Short exercise:
Locate each line in the records containing "true". Copy it.

Data supplied:
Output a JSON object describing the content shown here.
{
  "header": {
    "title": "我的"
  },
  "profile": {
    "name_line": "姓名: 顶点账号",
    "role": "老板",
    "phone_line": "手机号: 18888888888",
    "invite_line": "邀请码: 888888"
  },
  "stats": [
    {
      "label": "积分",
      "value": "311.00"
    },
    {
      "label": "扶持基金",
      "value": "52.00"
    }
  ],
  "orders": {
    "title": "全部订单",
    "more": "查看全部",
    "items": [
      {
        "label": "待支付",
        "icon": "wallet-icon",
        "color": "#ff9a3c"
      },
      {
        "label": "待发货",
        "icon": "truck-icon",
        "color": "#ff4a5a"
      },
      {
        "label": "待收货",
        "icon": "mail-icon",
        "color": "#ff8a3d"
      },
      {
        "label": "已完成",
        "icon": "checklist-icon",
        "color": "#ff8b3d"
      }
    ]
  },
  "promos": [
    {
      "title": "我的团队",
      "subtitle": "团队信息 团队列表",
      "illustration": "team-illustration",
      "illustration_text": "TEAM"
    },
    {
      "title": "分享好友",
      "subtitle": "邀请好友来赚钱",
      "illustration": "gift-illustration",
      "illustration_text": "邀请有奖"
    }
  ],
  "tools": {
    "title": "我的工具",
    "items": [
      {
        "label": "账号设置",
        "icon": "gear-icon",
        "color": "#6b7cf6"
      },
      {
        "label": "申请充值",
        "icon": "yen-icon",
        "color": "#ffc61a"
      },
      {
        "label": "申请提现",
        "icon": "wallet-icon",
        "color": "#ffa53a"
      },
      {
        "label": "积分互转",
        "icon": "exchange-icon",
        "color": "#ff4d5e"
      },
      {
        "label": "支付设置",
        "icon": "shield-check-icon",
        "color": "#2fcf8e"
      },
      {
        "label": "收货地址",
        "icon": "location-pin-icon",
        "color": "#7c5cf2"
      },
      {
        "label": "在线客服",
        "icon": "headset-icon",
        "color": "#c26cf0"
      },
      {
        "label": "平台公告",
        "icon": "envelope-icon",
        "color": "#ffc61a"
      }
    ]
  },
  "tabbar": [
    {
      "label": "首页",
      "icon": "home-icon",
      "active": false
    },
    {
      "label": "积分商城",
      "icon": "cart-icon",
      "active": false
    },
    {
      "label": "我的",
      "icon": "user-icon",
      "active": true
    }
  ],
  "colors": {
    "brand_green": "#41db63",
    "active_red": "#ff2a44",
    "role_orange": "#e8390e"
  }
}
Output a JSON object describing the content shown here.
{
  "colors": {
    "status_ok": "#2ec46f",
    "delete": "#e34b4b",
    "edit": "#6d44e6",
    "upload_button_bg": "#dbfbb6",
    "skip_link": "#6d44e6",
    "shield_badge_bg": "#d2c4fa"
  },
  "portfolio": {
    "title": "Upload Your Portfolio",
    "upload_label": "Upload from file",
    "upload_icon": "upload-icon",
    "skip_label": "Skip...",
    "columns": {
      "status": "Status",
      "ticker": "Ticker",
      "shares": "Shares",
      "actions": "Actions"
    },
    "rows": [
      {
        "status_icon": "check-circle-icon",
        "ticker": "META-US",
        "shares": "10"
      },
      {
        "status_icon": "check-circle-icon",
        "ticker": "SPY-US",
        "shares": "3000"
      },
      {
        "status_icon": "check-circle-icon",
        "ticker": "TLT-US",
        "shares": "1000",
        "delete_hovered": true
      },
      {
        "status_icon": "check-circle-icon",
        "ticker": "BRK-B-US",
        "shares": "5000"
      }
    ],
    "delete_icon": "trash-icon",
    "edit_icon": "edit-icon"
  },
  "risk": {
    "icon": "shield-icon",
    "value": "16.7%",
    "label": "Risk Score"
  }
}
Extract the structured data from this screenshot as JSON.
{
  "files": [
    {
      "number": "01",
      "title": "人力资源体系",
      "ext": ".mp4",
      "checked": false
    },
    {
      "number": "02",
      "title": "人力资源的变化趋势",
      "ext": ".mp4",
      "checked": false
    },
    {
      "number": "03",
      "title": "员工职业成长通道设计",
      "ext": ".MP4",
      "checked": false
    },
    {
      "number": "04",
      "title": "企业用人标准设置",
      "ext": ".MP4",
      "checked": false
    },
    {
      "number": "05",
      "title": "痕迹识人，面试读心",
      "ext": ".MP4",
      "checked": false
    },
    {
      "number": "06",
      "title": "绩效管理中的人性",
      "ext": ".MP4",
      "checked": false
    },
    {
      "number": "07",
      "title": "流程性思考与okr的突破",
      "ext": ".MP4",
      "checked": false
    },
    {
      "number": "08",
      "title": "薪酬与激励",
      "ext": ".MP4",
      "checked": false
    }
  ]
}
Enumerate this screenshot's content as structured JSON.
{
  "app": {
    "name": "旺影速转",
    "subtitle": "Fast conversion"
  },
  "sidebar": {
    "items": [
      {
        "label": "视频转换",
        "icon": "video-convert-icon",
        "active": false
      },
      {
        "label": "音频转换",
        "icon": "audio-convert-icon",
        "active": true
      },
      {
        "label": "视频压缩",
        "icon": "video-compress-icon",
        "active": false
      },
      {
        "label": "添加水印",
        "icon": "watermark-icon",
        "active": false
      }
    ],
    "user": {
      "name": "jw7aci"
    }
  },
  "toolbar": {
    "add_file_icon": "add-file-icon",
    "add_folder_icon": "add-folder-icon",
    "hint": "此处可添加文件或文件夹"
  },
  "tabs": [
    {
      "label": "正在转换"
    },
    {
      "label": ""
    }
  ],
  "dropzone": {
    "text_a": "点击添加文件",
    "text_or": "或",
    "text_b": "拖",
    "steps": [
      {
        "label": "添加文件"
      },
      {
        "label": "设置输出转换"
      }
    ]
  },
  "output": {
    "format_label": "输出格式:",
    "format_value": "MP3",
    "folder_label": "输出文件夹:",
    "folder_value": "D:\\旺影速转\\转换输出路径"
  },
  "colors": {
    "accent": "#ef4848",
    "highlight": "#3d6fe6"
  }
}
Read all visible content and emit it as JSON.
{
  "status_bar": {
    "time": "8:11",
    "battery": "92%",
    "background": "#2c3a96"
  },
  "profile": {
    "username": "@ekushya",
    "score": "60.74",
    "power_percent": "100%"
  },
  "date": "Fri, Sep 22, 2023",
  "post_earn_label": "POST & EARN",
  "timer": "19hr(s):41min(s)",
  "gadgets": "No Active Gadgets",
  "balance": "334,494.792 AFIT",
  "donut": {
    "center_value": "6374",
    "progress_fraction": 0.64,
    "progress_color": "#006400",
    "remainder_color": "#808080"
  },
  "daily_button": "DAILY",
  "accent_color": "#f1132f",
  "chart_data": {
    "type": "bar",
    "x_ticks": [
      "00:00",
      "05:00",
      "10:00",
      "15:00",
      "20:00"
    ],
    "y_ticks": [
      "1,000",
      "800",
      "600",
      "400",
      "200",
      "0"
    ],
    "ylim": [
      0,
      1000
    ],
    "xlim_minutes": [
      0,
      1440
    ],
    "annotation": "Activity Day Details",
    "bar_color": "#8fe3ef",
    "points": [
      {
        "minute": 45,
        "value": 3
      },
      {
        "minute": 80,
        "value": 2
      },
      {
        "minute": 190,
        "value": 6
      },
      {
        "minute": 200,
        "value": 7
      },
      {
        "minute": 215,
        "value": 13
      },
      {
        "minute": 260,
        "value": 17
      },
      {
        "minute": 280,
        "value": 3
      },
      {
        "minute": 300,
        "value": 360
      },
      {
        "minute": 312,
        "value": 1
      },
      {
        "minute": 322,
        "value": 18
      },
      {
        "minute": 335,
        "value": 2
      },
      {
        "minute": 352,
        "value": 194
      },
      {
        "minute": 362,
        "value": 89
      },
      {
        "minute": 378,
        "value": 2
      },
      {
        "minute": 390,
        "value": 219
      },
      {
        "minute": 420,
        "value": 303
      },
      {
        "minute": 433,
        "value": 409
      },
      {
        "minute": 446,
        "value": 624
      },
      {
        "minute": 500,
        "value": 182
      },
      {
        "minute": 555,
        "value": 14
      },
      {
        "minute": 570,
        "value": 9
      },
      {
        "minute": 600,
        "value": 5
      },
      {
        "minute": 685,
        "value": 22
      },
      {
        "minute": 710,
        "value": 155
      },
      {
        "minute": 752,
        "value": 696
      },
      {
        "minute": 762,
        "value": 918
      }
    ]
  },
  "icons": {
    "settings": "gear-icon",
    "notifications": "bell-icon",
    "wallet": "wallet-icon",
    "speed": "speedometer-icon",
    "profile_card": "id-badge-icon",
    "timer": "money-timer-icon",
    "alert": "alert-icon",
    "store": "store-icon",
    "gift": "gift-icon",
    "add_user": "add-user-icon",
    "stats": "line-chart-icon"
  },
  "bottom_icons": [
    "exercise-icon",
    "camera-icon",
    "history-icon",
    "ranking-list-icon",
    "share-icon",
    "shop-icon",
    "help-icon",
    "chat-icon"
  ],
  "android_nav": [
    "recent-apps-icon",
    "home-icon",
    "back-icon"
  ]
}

Task output:
      "active": true
        "delete_hovered": true
        "active": true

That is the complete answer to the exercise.